RECORDS SHOWN:
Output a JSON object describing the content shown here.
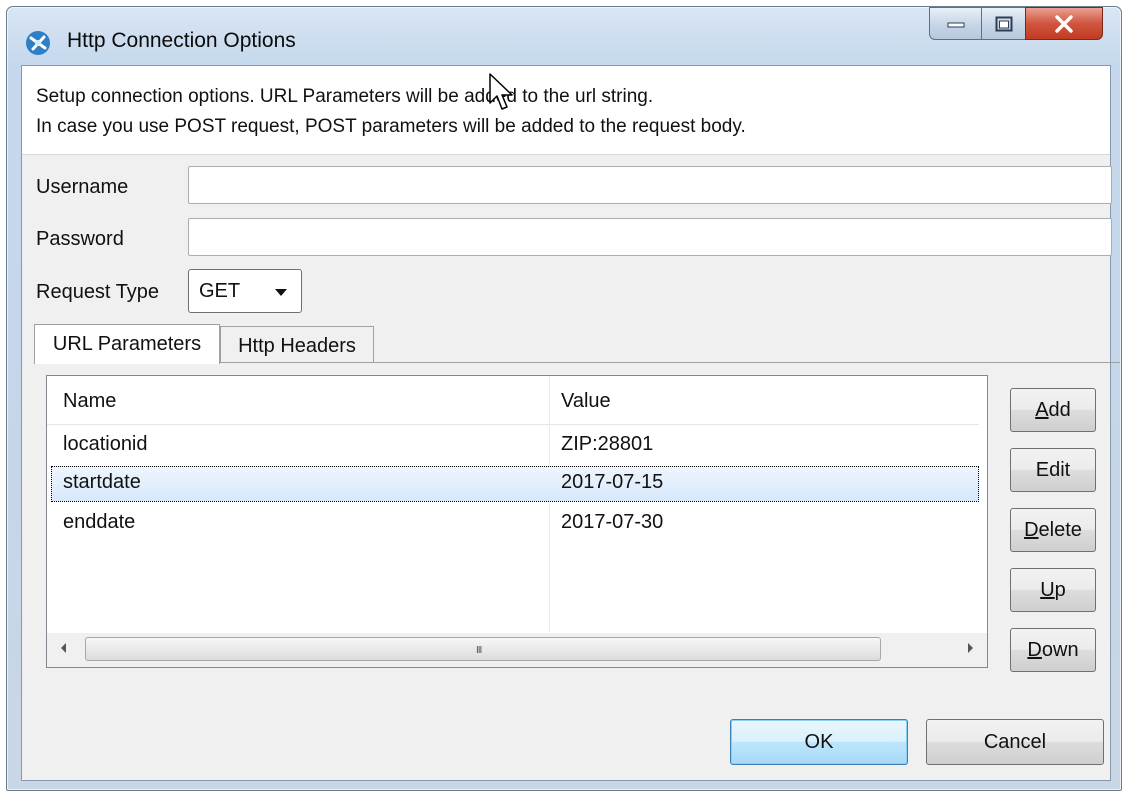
{
  "window": {
    "title": "Http Connection Options",
    "icon": "app-icon",
    "controls": [
      "minimize-icon",
      "maximize-icon",
      "close-icon"
    ]
  },
  "info": {
    "line1": "Setup connection options. URL Parameters will be added to the url string.",
    "line2": "In case you use POST request, POST parameters will be added to the request body."
  },
  "form": {
    "username_label": "Username",
    "username_value": "",
    "password_label": "Password",
    "password_value": "",
    "request_type_label": "Request Type",
    "request_type_value": "GET"
  },
  "tabs": [
    {
      "label": "URL Parameters",
      "active": true
    },
    {
      "label": "Http Headers",
      "active": false
    }
  ],
  "table": {
    "columns": [
      "Name",
      "Value"
    ],
    "rows": [
      {
        "name": "locationid",
        "value": "ZIP:28801",
        "selected": false
      },
      {
        "name": "startdate",
        "value": "2017-07-15",
        "selected": true
      },
      {
        "name": "enddate",
        "value": "2017-07-30",
        "selected": false
      }
    ],
    "scrollbar_grip": "III"
  },
  "side_buttons": {
    "add": {
      "mnemonic": "A",
      "rest": "dd"
    },
    "edit": "Edit",
    "delete": {
      "mnemonic": "D",
      "rest": "elete"
    },
    "up": {
      "mnemonic": "U",
      "rest": "p"
    },
    "down": {
      "mnemonic": "D",
      "rest": "own"
    }
  },
  "footer": {
    "ok": "OK",
    "cancel": "Cancel"
  },
  "colors": {
    "accent": "#3c7fb1",
    "close": "#c23a22",
    "selection": "#d6e8fb"
  }
}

WHAT TO WORK ON:
Wherever the string "added" appears in the entries above, list that line.

REPLY:
    "line1": "Setup connection options. URL Parameters will be added to the url string.",
    "line2": "In case you use POST request, POST parameters will be added to the request body."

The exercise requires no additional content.